# Start of MATERIAL SUPPLIED

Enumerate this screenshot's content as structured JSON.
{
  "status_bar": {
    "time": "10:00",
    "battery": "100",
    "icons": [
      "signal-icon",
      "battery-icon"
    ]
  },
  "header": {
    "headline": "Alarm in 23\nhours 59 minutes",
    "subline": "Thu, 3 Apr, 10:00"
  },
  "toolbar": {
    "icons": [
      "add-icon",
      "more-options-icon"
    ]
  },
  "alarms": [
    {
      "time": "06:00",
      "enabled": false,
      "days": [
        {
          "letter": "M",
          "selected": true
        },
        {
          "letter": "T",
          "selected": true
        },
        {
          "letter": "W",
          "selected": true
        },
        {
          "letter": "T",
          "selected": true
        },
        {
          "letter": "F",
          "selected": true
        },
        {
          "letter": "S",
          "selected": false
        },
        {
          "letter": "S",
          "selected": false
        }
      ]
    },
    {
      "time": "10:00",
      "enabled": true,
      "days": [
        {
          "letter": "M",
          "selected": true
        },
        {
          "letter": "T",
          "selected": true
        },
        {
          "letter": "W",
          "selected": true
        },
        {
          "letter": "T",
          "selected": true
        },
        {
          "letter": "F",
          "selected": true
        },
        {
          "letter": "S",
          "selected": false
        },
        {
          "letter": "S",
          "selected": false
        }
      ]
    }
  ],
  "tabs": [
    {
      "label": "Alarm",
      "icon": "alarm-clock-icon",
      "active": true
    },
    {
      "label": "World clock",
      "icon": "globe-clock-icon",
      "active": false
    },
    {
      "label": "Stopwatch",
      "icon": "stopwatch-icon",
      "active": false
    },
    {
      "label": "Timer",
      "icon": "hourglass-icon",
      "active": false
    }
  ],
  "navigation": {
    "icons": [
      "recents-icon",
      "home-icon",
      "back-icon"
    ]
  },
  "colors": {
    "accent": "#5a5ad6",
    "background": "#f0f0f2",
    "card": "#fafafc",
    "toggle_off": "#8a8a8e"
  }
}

# End of MATERIAL SUPPLIED

[DO THIS]
Output the records exactly, including every line.

[WRITTEN REPLY]
Enumerate this screenshot's content as structured JSON.
{
  "status_bar": {
    "time": "10:00",
    "battery": "100",
    "icons": [
      "signal-icon",
      "battery-icon"
    ]
  },
  "header": {
    "headline": "Alarm in 23\nhours 59 minutes",
    "subline": "Thu, 3 Apr, 10:00"
  },
  "toolbar": {
    "icons": [
      "add-icon",
      "more-options-icon"
    ]
  },
  "alarms": [
    {
      "time": "06:00",
      "enabled": false,
      "days": [
        {
          "letter": "M",
          "selected": true
        },
        {
          "letter": "T",
          "selected": true
        },
        {
          "letter": "W",
          "selected": true
        },
        {
          "letter": "T",
          "selected": true
        },
        {
          "letter": "F",
          "selected": true
        },
        {
          "letter": "S",
          "selected": false
        },
        {
          "letter": "S",
          "selected": false
        }
      ]
    },
    {
      "time": "10:00",
      "enabled": true,
      "days": [
        {
          "letter": "M",
          "selected": true
        },
        {
          "letter": "T",
          "selected": true
        },
        {
          "letter": "W",
          "selected": true
        },
        {
          "letter": "T",
          "selected": true
        },
        {
          "letter": "F",
          "selected": true
        },
        {
          "letter": "S",
          "selected": false
        },
        {
          "letter": "S",
          "selected": false
        }
      ]
    }
  ],
  "tabs": [
    {
      "label": "Alarm",
      "icon": "alarm-clock-icon",
      "active": true
    },
    {
      "label": "World clock",
      "icon": "globe-clock-icon",
      "active": false
    },
    {
      "label": "Stopwatch",
      "icon": "stopwatch-icon",
      "active": false
    },
    {
      "label": "Timer",
      "icon": "hourglass-icon",
      "active": false
    }
  ],
  "navigation": {
    "icons": [
      "recents-icon",
      "home-icon",
      "back-icon"
    ]
  },
  "colors": {
    "accent": "#5a5ad6",
    "background": "#f0f0f2",
    "card": "#fafafc",
    "toggle_off": "#8a8a8e"
  }
}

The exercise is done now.